DIRECTIONS FOR THIS TASK :: Whenever a line in the entries below contains "tillgänglig", copy that line.

╔══

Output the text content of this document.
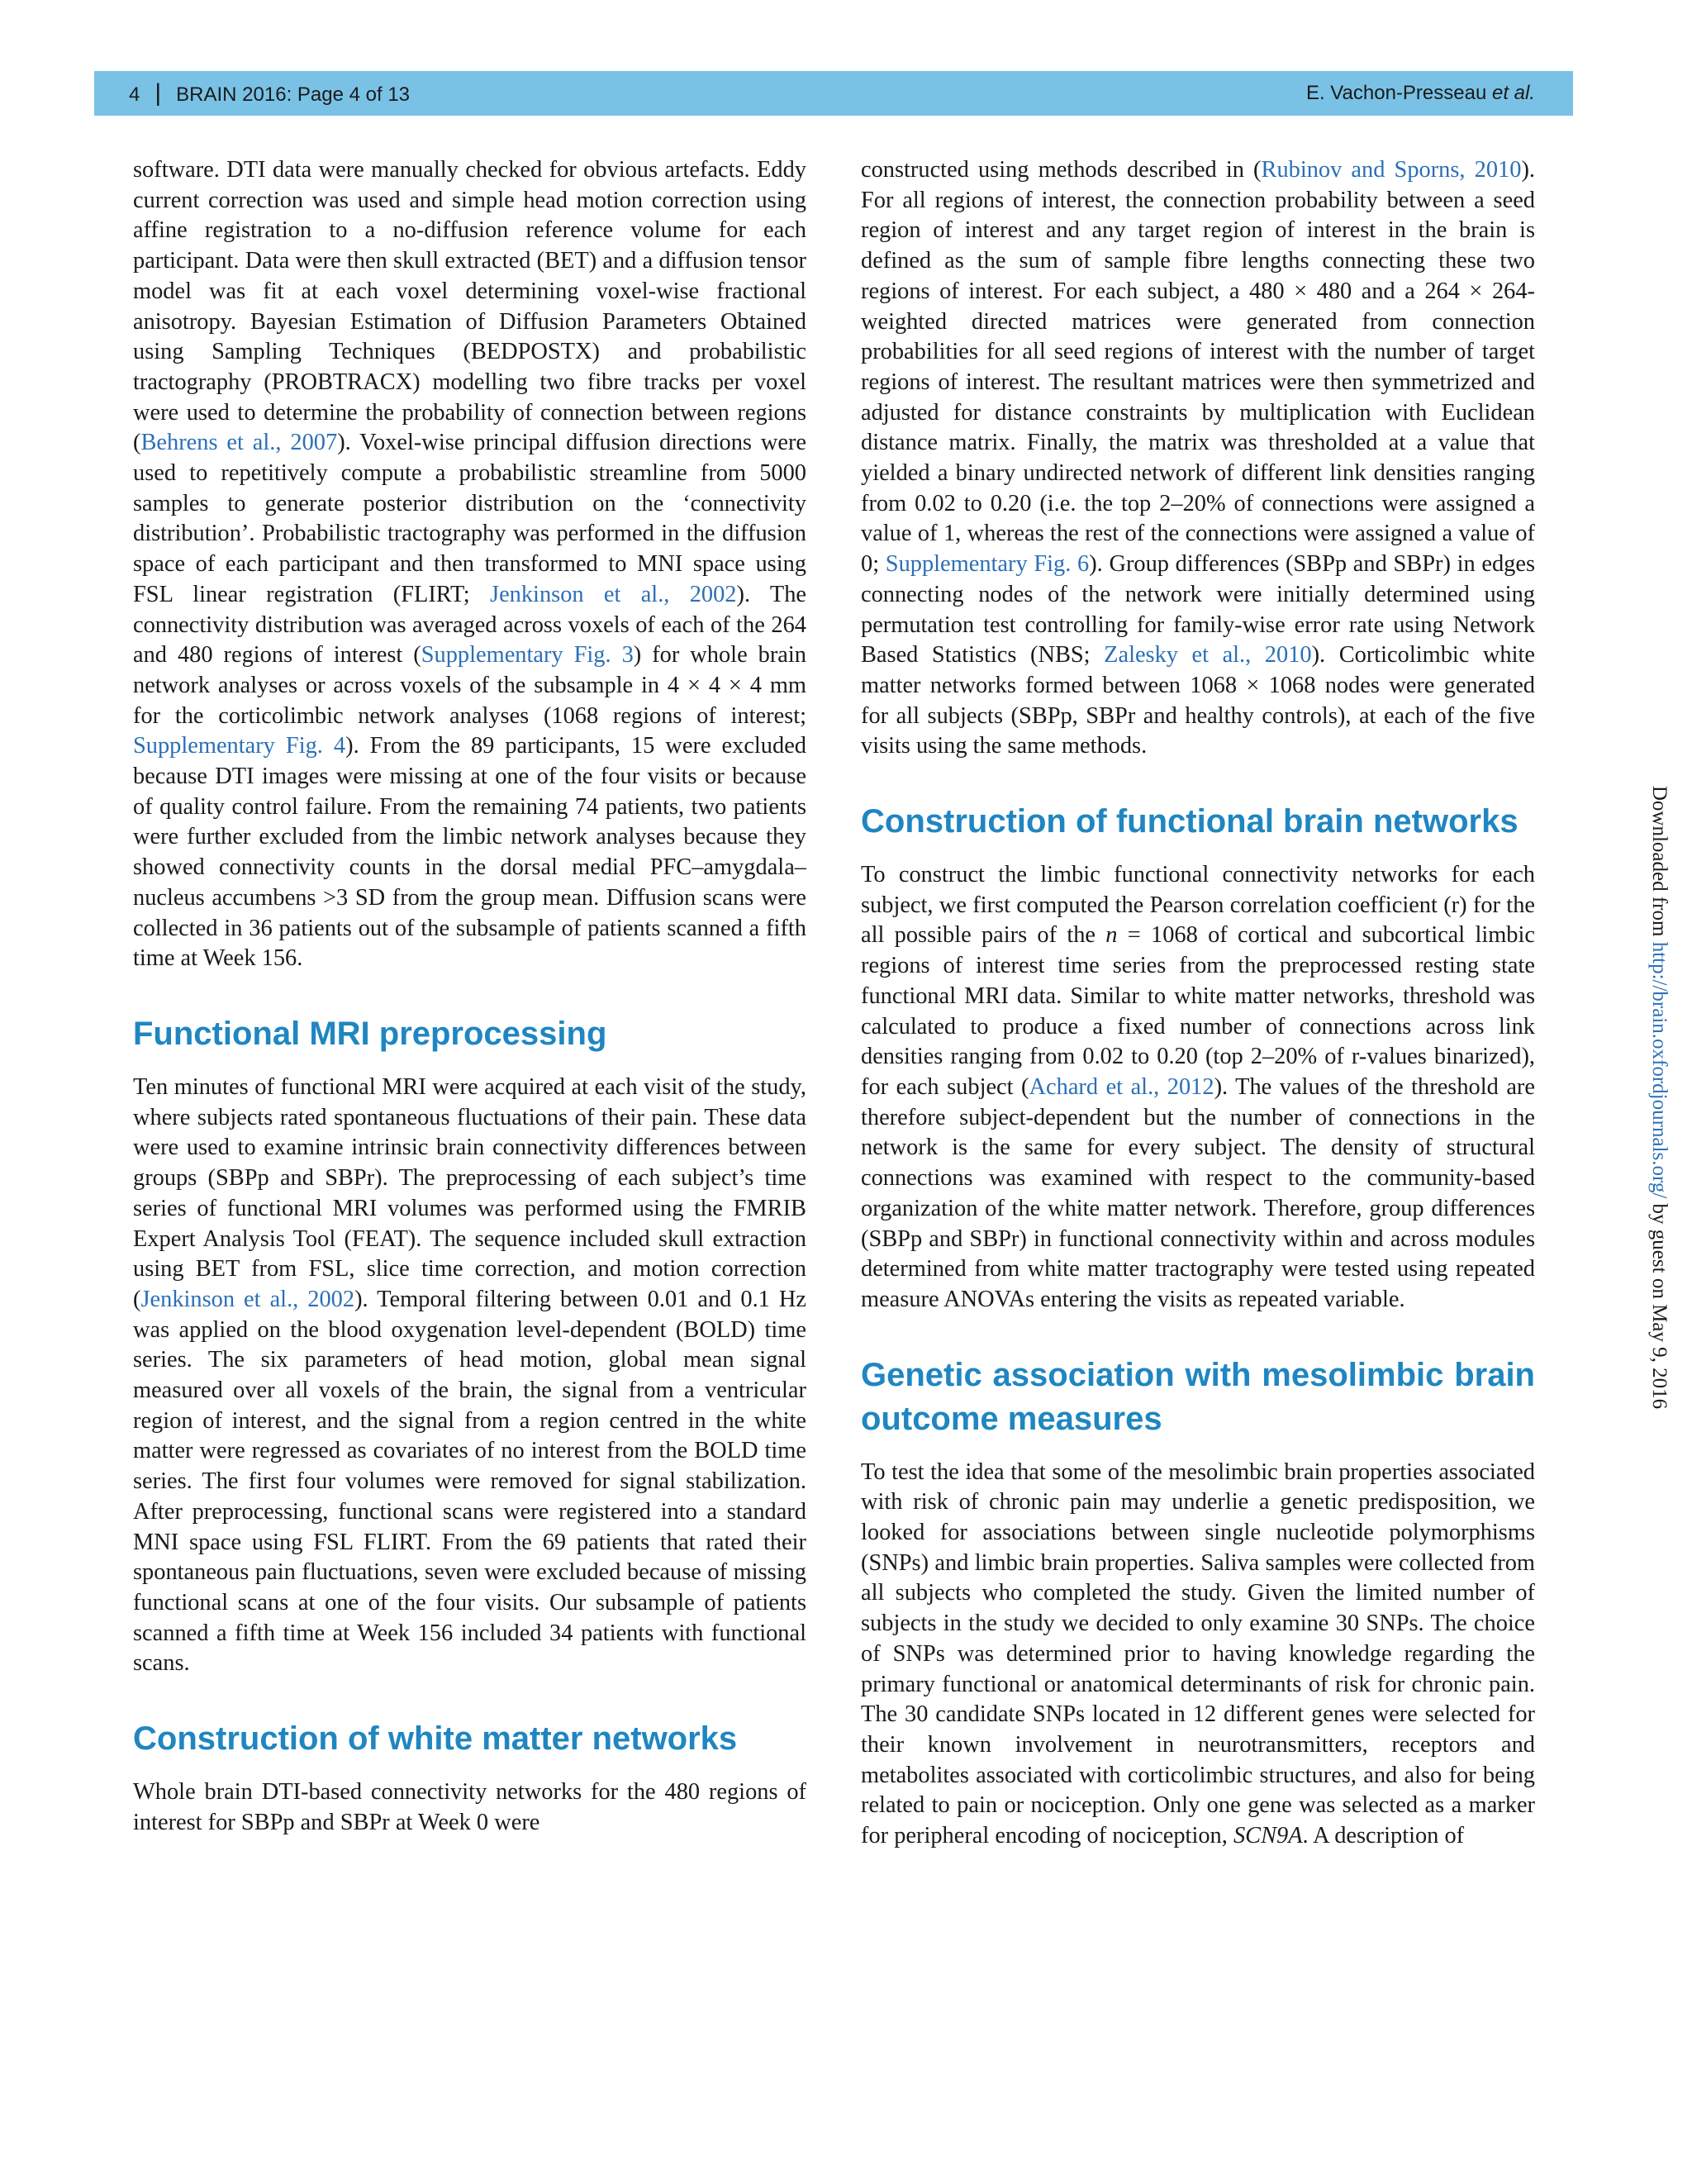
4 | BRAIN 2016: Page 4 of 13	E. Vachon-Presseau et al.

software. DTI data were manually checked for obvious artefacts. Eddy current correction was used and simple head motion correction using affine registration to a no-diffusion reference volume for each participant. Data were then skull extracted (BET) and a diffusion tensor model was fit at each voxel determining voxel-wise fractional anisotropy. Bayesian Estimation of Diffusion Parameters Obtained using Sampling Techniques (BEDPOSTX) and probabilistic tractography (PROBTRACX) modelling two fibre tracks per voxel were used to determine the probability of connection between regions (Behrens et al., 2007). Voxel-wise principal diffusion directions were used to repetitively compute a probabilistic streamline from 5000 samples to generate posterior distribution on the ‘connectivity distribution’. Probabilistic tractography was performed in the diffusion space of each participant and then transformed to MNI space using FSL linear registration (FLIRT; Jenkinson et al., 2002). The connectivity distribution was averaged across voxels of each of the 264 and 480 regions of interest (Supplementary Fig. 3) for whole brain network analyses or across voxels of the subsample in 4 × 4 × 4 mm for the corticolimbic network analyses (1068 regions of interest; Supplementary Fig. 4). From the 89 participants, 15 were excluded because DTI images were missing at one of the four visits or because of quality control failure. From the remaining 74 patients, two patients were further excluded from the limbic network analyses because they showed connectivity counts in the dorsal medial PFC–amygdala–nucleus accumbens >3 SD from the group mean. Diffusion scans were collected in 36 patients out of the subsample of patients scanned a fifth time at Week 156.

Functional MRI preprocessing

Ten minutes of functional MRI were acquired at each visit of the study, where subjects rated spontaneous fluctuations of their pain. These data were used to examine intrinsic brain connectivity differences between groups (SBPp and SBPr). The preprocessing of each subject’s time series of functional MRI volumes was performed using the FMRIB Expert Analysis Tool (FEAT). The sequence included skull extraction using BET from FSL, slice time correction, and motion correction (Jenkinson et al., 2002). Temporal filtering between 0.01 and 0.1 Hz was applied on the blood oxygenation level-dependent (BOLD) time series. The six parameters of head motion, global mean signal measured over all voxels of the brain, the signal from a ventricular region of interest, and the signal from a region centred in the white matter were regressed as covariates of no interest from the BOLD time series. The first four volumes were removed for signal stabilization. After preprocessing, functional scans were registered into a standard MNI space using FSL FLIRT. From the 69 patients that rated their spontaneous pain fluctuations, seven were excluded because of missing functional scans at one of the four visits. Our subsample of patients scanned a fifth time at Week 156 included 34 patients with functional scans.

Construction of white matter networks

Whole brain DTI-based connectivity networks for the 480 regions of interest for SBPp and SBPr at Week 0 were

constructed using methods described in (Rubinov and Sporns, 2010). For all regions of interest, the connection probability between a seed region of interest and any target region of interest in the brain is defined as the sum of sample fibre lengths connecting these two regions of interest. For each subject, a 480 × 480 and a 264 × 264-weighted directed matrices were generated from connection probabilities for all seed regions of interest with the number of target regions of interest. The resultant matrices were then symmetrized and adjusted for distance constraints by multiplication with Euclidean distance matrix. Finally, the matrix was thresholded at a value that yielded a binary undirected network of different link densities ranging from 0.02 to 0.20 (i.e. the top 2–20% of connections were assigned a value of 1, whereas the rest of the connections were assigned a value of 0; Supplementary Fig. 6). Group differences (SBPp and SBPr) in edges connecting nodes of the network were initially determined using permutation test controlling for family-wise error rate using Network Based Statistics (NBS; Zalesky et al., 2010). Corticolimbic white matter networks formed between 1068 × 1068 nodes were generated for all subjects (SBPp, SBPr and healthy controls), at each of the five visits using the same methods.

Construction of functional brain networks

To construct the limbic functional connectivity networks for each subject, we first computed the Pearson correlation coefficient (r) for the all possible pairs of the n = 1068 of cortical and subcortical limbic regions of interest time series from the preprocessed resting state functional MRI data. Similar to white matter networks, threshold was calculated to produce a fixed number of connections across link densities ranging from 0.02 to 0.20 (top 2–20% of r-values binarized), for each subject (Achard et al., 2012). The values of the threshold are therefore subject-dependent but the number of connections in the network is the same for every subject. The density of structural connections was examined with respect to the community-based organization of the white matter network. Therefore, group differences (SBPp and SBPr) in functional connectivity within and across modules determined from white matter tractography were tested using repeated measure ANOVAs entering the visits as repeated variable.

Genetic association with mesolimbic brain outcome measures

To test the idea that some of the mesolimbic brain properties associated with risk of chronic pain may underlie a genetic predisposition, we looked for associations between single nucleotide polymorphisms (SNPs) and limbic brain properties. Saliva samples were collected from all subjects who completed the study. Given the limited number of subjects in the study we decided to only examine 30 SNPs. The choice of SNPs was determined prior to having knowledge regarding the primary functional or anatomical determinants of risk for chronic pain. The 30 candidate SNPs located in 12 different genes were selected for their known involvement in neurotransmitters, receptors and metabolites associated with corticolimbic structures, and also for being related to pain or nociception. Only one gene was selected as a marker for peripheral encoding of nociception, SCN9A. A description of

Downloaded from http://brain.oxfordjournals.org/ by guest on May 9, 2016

╚══
╔══

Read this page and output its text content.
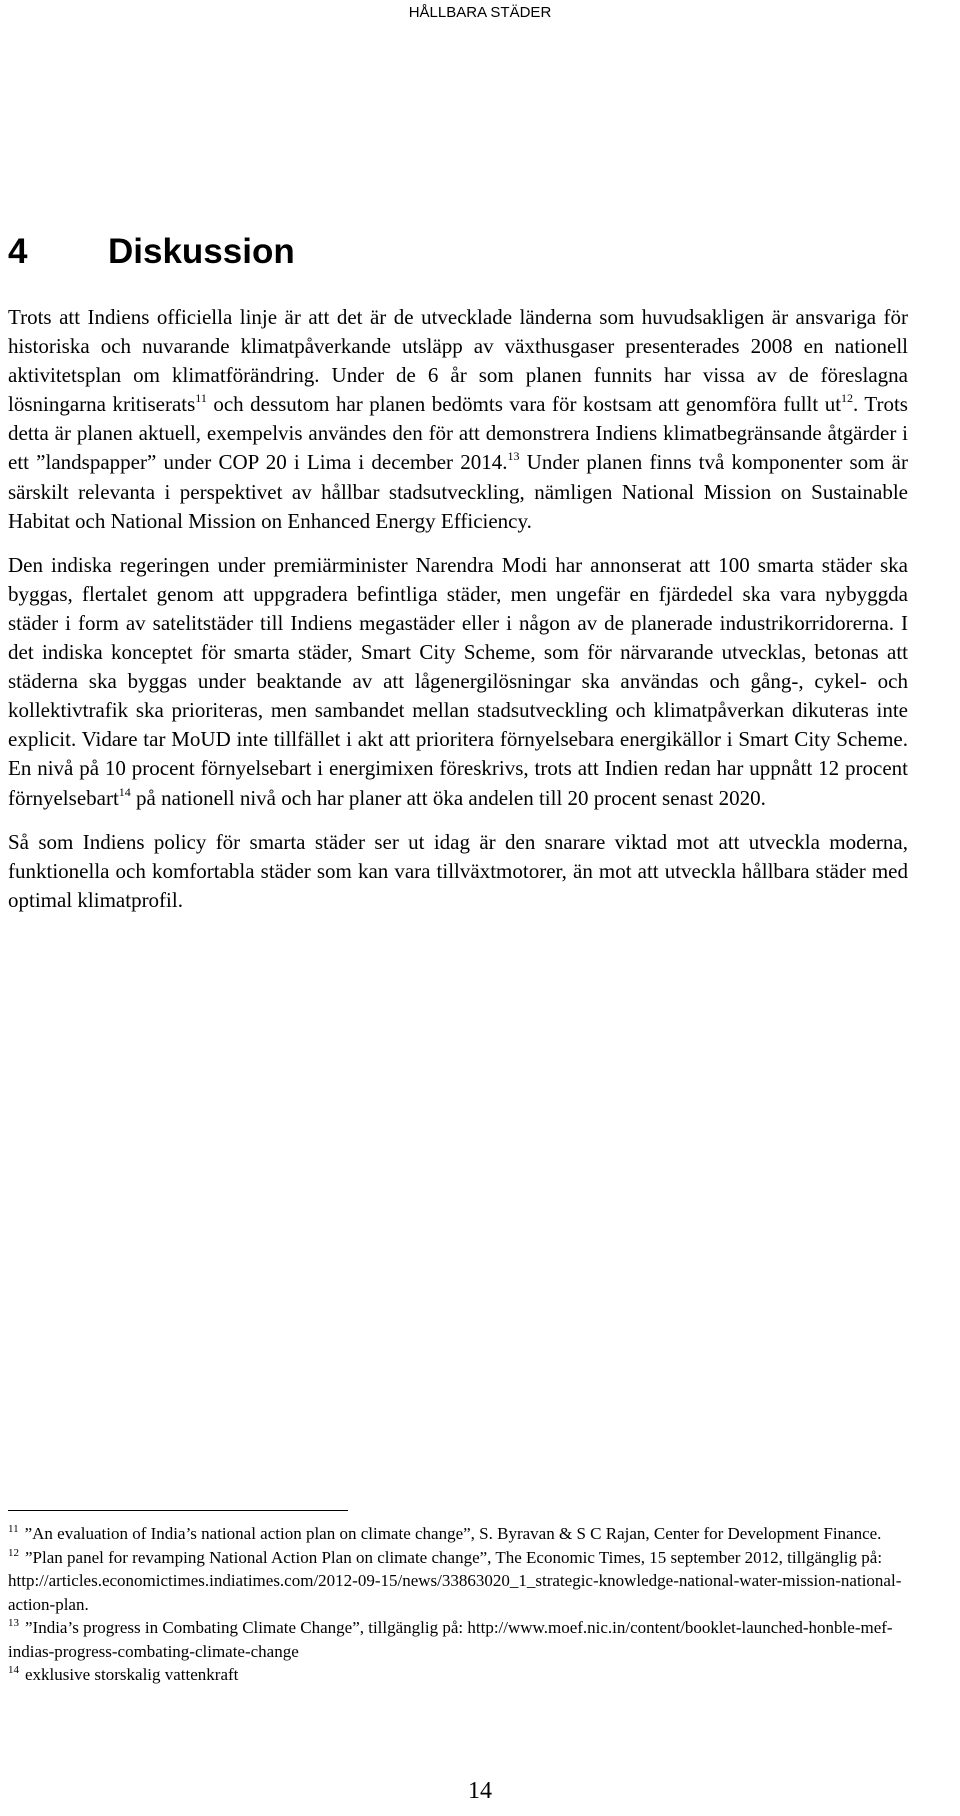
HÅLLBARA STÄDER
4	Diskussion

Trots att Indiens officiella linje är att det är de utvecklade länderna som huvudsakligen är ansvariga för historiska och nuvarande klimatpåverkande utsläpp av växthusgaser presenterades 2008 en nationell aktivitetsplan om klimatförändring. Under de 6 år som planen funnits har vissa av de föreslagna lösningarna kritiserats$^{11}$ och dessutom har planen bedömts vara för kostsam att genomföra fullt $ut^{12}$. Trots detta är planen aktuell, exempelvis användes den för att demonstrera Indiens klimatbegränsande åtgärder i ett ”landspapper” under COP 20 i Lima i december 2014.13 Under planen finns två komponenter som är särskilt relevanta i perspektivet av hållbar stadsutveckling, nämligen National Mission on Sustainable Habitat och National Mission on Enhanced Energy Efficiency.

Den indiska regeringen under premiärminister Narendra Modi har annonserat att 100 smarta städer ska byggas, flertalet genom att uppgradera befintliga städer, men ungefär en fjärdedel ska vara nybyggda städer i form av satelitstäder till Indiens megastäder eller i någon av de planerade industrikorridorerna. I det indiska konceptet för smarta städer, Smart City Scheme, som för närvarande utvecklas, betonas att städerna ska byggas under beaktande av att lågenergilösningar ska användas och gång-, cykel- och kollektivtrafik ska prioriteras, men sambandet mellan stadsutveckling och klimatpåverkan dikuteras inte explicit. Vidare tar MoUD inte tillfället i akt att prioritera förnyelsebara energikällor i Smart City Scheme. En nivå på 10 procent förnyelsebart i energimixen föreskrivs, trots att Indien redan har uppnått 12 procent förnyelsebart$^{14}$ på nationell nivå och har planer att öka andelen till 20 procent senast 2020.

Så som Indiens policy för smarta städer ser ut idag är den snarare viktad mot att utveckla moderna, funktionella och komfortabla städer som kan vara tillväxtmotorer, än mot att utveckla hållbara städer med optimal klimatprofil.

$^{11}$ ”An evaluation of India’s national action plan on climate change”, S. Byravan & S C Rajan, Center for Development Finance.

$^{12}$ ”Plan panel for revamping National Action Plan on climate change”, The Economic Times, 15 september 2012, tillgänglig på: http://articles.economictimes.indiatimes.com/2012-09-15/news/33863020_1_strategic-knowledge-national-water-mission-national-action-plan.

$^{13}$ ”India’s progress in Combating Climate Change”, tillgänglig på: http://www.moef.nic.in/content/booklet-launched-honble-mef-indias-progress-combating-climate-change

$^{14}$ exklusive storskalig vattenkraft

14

╚══

REPLY ::
$^{12}$ ”Plan panel for revamping National Action Plan on climate change”, The Economic Times, 15 september 2012, tillgänglig på: http://articles.economictimes.indiatimes.com/2012-09-15/news/33863020_1_strategic-knowledge-national-water-mission-national-action-plan.
$^{13}$ ”India’s progress in Combating Climate Change”, tillgänglig på: http://www.moef.nic.in/content/booklet-launched-honble-mef-indias-progress-combating-climate-change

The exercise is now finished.